*TASK DESCRIPTION:* Pick out every line with the word "Feel" and copy it.

Stored data
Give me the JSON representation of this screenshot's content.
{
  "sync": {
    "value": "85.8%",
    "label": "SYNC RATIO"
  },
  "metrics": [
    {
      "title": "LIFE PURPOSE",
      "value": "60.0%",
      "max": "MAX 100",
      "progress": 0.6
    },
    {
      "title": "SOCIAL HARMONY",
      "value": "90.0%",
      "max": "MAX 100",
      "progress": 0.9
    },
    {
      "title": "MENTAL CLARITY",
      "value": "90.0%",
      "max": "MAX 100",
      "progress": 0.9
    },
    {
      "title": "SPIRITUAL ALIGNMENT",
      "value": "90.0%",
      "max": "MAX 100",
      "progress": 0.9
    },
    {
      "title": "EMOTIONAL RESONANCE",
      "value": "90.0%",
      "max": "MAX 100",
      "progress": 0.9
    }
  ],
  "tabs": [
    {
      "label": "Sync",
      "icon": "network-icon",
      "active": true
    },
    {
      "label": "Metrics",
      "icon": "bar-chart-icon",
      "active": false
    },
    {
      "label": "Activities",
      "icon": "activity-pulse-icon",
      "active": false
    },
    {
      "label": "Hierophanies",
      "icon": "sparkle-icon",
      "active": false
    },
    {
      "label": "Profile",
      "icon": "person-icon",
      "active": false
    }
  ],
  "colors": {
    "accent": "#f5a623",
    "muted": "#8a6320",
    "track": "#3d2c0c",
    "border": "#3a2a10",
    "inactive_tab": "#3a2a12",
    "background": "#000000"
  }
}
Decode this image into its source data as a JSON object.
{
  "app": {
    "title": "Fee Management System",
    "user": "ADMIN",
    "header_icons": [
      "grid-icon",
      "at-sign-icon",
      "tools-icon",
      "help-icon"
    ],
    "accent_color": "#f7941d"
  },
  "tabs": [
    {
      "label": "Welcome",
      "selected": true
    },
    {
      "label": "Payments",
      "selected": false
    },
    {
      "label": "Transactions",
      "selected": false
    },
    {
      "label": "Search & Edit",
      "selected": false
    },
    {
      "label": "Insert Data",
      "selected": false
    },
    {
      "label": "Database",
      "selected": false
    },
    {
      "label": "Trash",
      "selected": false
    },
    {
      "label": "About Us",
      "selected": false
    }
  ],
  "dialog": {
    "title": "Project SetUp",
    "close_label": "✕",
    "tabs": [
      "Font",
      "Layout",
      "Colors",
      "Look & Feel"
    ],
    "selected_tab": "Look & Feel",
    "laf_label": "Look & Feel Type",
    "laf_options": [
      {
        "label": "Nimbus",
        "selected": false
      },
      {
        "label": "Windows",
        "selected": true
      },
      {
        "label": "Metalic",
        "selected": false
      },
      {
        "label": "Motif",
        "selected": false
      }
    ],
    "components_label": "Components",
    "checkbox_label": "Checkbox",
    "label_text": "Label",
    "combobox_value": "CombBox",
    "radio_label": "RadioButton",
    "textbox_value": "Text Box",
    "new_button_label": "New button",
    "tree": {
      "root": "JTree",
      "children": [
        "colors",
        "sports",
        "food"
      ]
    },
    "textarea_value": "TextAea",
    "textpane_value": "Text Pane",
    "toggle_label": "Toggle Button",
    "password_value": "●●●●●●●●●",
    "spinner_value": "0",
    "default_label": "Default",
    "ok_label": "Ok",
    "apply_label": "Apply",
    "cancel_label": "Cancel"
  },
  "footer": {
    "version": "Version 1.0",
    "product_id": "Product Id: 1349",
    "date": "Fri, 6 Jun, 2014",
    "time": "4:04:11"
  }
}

*THE REPLY:*
      "Look & Feel"
    "selected_tab": "Look & Feel",
    "laf_label": "Look & Feel Type",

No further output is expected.